**Exercice court**
Selon le texte sur Smart France, dans combien de pays la petite voiture est-elle vendue ?

**Texte à lire**
────────────────────

Crédit photo PASCALE BRAUN

Smart France a installé ses sept principaux sous-traitants à demeure. Son modèle est protecteur, mais il place les “partenaires” dans une dépendance totale vis-à-vis du donneur d’ordre.

Drôle de petite voiture que la Smart, qui a traversé la crise presque sans encombre et s’essouffle alors même que ses concurrents redémarrent ! Filiale de Daimler basée à Hambach (Moselle), Smart France et les sept sous-traitants implantés sur son site n’auront connu qu’une vingtaine de journées de chômage technique. Ils n’ont procédé à aucun licenciement, sans même avoir bénéficié des soutiens bancaires accordés par l’Etat aux constructeurs français. Le positionnement plutôt haut de gamme et la multiplicité des marchés de la petite voiture, vendue dans 41 pays, ont atténué l’impact de la crise.

Vue de Smartville, la crise mondiale de l’automobile aura ainsi présenté moins d’incidences que le “test de l’élan” qui avait compromis le démarrage du site dès son ouverture en 1998. A l’instar de leur unique donneur d’ordre, les sous-traitants de Smart France – les équipementiers Plastal, Magna Châssis, Magna Door, Continental et Thyssenkrupp, et les logisticiens Mosolf et Panopa – sont restés à l’abri des fortes turbulences. « Tous filiales de groupes internationaux, nos partenaires ont moins souffert à Smartville que dans leurs autres implantations nationales ou mondiales. L’étroite imbrication entre les fournisseurs et le constructeur qui caractérise Smart France a fait ses preuves en sécurisant l’ensemble du site », souligne Guy Siebert, directeur logistique de Smart France.

────────────────────

**Données affichées**
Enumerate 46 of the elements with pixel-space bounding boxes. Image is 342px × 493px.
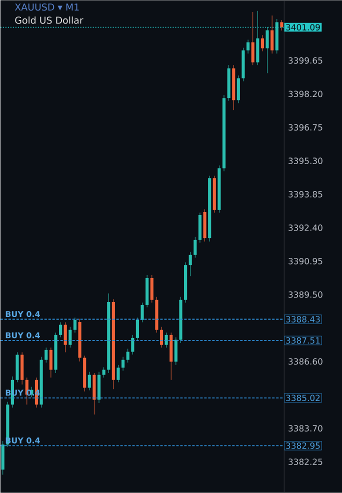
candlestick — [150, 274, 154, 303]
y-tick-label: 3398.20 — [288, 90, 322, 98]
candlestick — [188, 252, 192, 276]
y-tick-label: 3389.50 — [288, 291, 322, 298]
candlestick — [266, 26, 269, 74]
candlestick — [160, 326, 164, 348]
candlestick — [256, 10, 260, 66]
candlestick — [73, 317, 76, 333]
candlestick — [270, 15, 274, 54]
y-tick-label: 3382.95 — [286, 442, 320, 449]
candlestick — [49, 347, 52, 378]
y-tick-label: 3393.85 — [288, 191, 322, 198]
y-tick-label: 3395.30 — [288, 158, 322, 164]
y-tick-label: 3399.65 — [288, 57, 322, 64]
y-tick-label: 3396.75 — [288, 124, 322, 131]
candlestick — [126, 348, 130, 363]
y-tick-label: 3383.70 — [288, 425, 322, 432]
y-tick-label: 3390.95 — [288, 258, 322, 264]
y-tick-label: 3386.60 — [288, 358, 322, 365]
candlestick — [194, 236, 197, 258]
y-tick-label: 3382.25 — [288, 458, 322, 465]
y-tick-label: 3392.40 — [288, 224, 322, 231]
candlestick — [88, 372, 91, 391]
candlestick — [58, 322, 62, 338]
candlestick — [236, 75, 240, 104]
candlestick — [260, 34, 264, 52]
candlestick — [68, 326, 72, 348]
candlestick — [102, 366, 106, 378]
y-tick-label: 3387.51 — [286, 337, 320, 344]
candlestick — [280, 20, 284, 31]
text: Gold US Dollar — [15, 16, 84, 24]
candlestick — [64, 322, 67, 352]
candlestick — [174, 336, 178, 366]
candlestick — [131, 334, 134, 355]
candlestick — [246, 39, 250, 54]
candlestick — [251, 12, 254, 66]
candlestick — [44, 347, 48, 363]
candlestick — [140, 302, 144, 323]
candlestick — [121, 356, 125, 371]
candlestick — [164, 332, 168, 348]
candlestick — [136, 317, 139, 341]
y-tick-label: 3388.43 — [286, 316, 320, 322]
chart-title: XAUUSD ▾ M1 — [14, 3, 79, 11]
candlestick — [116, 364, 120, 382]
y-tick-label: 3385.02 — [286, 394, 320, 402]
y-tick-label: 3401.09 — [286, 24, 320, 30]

────────────────────

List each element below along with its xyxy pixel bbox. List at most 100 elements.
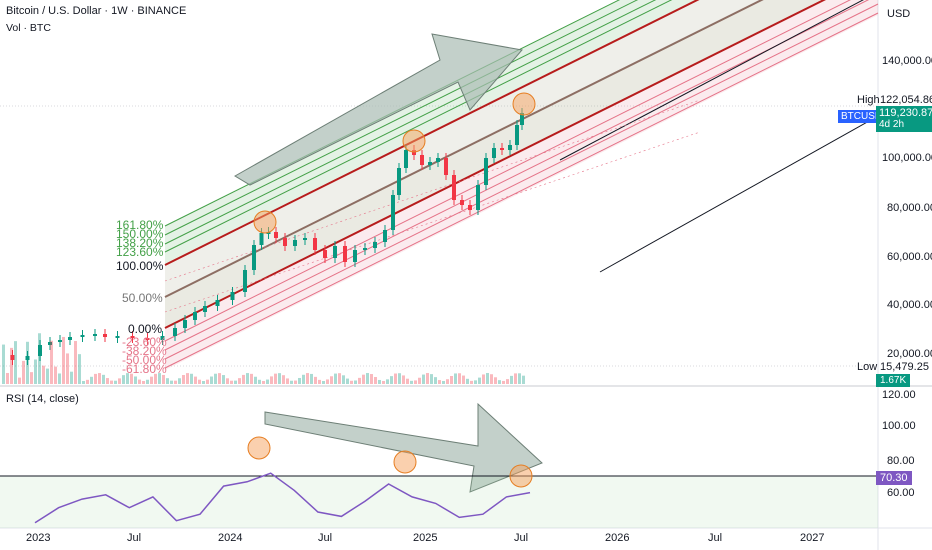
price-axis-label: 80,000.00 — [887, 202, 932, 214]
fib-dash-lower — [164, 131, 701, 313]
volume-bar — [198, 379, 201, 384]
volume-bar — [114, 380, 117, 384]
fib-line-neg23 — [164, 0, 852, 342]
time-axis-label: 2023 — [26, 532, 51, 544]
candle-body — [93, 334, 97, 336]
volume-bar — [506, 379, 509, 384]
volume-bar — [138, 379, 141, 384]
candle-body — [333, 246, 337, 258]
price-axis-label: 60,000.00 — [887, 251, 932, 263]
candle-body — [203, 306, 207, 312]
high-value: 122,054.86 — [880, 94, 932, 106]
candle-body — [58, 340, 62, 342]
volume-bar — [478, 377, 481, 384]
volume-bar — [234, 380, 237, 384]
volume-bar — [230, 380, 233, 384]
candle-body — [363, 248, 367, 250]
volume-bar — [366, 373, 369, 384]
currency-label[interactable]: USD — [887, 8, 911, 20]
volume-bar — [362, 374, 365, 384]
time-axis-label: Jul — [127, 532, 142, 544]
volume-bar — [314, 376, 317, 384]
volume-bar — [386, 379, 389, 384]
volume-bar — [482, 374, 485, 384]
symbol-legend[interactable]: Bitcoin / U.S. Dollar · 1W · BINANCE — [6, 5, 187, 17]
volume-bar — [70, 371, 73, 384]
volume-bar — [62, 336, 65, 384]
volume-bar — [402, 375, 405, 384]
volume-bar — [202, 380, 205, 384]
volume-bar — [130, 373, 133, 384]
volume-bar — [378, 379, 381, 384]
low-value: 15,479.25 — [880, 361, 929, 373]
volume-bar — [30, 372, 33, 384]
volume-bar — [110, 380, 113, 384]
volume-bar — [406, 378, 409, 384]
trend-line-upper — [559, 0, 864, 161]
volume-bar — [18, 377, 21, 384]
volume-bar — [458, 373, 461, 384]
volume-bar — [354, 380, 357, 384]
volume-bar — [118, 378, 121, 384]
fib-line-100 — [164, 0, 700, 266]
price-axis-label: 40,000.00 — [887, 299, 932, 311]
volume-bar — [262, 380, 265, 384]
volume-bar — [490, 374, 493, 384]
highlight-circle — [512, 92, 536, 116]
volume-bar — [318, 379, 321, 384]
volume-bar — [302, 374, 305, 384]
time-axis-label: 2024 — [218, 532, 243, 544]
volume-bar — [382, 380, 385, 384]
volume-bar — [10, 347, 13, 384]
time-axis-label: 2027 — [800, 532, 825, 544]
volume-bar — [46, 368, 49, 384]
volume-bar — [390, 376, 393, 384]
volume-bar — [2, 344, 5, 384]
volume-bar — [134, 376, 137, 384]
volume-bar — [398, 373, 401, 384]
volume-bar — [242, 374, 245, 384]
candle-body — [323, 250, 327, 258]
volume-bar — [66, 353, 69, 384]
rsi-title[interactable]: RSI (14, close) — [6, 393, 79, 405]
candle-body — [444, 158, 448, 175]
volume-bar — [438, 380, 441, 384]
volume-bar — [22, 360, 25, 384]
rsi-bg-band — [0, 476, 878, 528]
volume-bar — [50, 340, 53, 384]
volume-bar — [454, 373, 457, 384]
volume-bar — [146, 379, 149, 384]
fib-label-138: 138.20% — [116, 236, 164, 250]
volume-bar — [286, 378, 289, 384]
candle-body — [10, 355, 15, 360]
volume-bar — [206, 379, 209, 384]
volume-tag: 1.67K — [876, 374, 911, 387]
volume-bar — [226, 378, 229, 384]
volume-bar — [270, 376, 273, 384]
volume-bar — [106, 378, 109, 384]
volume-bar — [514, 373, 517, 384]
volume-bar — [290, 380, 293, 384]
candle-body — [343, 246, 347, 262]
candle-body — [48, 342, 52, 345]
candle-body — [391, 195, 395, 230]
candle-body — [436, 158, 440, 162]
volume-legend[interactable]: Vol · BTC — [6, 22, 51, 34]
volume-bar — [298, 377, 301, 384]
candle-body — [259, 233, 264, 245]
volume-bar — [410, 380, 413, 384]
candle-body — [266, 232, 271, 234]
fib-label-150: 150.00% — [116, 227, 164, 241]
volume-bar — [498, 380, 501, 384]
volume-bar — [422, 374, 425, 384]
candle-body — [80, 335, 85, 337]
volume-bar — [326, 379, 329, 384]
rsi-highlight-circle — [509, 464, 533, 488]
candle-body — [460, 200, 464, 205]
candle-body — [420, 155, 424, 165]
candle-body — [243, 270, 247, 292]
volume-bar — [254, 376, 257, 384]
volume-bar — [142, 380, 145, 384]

────────────────────

**Réponse à l'exercice**
Dans 41 pays.